What is expected: Show every line containing "threshold" by copying it.

..........

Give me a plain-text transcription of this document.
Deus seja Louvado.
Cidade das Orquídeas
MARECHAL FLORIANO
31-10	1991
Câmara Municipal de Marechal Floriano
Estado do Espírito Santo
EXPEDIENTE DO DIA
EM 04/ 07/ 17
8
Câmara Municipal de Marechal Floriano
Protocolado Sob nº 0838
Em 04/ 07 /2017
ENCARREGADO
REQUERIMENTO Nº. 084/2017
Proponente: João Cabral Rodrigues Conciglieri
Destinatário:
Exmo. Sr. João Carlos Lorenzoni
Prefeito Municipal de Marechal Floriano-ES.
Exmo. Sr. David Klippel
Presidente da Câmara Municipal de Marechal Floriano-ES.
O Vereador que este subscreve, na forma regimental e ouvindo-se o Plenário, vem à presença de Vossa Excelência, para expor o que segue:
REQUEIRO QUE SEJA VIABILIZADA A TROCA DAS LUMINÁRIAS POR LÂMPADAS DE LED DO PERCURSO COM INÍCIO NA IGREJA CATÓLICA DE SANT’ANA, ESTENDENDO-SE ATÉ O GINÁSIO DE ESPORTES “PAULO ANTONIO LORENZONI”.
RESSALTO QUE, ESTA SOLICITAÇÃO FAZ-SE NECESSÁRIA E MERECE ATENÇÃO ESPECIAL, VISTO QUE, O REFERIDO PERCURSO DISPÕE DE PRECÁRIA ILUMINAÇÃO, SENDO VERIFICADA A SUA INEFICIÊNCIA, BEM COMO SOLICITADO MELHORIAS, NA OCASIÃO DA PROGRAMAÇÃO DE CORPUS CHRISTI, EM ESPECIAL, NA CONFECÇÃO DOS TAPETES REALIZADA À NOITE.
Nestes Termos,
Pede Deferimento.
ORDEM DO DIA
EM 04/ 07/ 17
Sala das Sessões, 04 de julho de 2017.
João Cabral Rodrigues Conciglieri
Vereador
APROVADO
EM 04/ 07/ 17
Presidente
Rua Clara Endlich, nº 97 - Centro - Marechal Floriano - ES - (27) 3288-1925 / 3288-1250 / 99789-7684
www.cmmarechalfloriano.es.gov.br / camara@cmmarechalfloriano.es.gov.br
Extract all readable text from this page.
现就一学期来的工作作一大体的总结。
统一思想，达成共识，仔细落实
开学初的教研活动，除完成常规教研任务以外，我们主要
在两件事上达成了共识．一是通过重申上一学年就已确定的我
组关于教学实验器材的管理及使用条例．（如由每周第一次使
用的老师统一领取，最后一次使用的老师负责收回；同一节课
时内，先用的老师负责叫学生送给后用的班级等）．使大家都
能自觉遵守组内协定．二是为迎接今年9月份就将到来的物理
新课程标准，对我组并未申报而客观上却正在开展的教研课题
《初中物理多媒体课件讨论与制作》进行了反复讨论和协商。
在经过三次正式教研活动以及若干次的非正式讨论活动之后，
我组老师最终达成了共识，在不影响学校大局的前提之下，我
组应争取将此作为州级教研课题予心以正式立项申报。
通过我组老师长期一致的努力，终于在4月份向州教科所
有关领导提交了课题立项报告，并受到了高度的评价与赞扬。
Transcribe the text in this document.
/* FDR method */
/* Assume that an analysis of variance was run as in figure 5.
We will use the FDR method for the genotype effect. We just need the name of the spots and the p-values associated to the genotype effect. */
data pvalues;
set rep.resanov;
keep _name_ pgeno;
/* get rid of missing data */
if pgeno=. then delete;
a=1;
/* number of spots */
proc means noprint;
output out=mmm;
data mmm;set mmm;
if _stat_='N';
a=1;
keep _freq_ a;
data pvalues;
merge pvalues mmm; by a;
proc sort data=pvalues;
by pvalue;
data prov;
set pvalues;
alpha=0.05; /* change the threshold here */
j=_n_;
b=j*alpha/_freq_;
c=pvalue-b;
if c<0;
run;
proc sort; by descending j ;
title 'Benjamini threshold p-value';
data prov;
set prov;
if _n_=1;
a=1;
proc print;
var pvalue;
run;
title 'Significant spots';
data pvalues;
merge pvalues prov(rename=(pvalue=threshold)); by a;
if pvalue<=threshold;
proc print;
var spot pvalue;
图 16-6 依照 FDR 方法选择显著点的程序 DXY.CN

..........

Task response:
alpha=0.05; /* change the threshold here */
title 'Benjamini threshold p-value';
merge pvalues prov(rename=(pvalue=threshold)); by a;
if pvalue<=threshold;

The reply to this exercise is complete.